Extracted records
--------------------

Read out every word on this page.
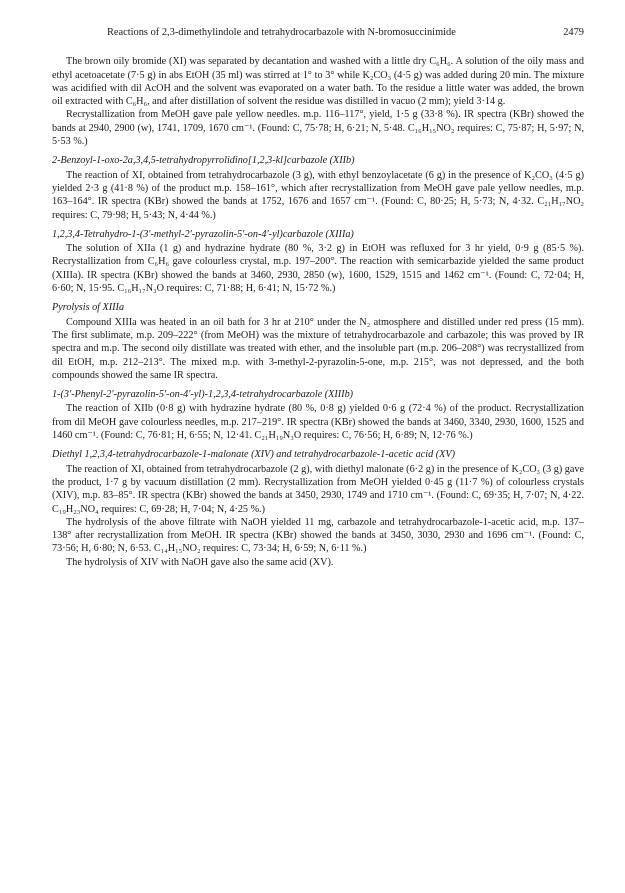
Reactions of 2,3-dimethylindole and tetrahydrocarbazole with N-bromosuccinimide	2479

The brown oily bromide (XI) was separated by decantation and washed with a little dry C₆H₆. A solution of the oily mass and ethyl acetoacetate (7·5 g) in abs EtOH (35 ml) was stirred at 1° to 3° while K₂CO₃ (4·5 g) was added during 20 min. The mixture was acidified with dil AcOH and the solvent was evaporated on a water bath. To the residue a little water was added, the brown oil extracted with C₆H₆, and after distillation of solvent the residue was distilled in vacuo (2 mm); yield 3·14 g.

Recrystallization from MeOH gave pale yellow needles. m.p. 116–117°, yield, 1·5 g (33·8 %). IR spectra (KBr) showed the bands at 2940, 2900 (w), 1741, 1709, 1670 cm⁻¹. (Found: C, 75·78; H, 6·21; N, 5·48. C₁₆H₁₅NO₂ requires: C, 75·87; H, 5·97; N, 5·53 %.)

2-Benzoyl-1-oxo-2a,3,4,5-tetrahydropyrrolidino[1,2,3-kl]carbazole (XIIb)

The reaction of XI, obtained from tetrahydrocarbazole (3 g), with ethyl benzoylacetate (6 g) in the presence of K₂CO₃ (4·5 g) yielded 2·3 g (41·8 %) of the product m.p. 158–161°, which after recrystallization from MeOH gave pale yellow needles, m.p. 163–164°. IR spectra (KBr) showed the bands at 1752, 1676 and 1657 cm⁻¹. (Found: C, 80·25; H, 5·73; N, 4·32. C₂₁H₁₇NO₂ requires: C, 79·98; H, 5·43; N, 4·44 %.)

1,2,3,4-Tetrahydro-1-(3′-methyl-2′-pyrazolin-5′-on-4′-yl)carbazole (XIIIa)

The solution of XIIa (1 g) and hydrazine hydrate (80 %, 3·2 g) in EtOH was refluxed for 3 hr yield, 0·9 g (85·5 %). Recrystallization from C₆H₆ gave colourless crystal, m.p. 197–200°. The reaction with semicarbazide yielded the same product (XIIIa). IR spectra (KBr) showed the bands at 3460, 2930, 2850 (w), 1600, 1529, 1515 and 1462 cm⁻¹. (Found: C, 72·04; H, 6·60; N, 15·95. C₁₆H₁₇N₃O requires: C, 71·88; H, 6·41; N, 15·72 %.)

Pyrolysis of XIIIa

Compound XIIIa was heated in an oil bath for 3 hr at 210° under the N₂ atmosphere and distilled under red press (15 mm). The first sublimate, m.p. 209–222° (from MeOH) was the mixture of tetrahydrocarbazole and carbazole; this was proved by IR spectra and m.p. The second oily distillate was treated with ether, and the insoluble part (m.p. 206–208°) was recrystallized from dil EtOH, m.p. 212–213°. The mixed m.p. with 3-methyl-2-pyrazolin-5-one, m.p. 215°, was not depressed, and the both compounds showed the same IR spectra.

1-(3′-Phenyl-2′-pyrazolin-5′-on-4′-yl)-1,2,3,4-tetrahydrocarbazole (XIIIb)

The reaction of XIIb (0·8 g) with hydrazine hydrate (80 %, 0·8 g) yielded 0·6 g (72·4 %) of the product. Recrystallization from dil MeOH gave colourless needles, m.p. 217–219°. IR spectra (KBr) showed the bands at 3460, 3340, 2930, 1600, 1525 and 1460 cm⁻¹. (Found: C, 76·81; H, 6·55; N, 12·41. C₂₁H₁₉N₃O requires: C, 76·56; H, 6·89; N, 12·76 %.)

Diethyl 1,2,3,4-tetrahydrocarbazole-1-malonate (XIV) and tetrahydrocarbazole-1-acetic acid (XV)

The reaction of XI, obtained from tetrahydrocarbazole (2 g), with diethyl malonate (6·2 g) in the presence of K₂CO₃ (3 g) gave the product, 1·7 g by vacuum distillation (2 mm). Recrystallization from MeOH yielded 0·45 g (11·7 %) of colourless crystals (XIV), m.p. 83–85°. IR spectra (KBr) showed the bands at 3450, 2930, 1749 and 1710 cm⁻¹. (Found: C, 69·35; H, 7·07; N, 4·22. C₁₉H₂₃NO₄ requires: C, 69·28; H, 7·04; N, 4·25 %.)

The hydrolysis of the above filtrate with NaOH yielded 11 mg, carbazole and tetrahydrocarbazole-1-acetic acid, m.p. 137–138° after recrystallization from MeOH. IR spectra (KBr) showed the bands at 3450, 3030, 2930 and 1696 cm⁻¹. (Found: C, 73·56; H, 6·80; N, 6·53. C₁₄H₁₅NO₂ requires: C, 73·34; H, 6·59; N, 6·11 %.)

The hydrolysis of XIV with NaOH gave also the same acid (XV).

--------------------

- [Your goal]: Scan the material for lines with the word "NaOH", and copy each line you find.

- [Result of this exercise]:
The hydrolysis of the above filtrate with NaOH yielded 11 mg, carbazole and tetrahydrocarbazole-1-acetic acid, m.p. 137–138° after recrystallization from MeOH. IR spectra (KBr) showed the bands at 3450, 3030, 2930 and 1696 cm⁻¹. (Found: C, 73·56; H, 6·80; N, 6·53. C₁₄H₁₅NO₂ requires: C, 73·34; H, 6·59; N, 6·11 %.)
The hydrolysis of XIV with NaOH gave also the same acid (XV).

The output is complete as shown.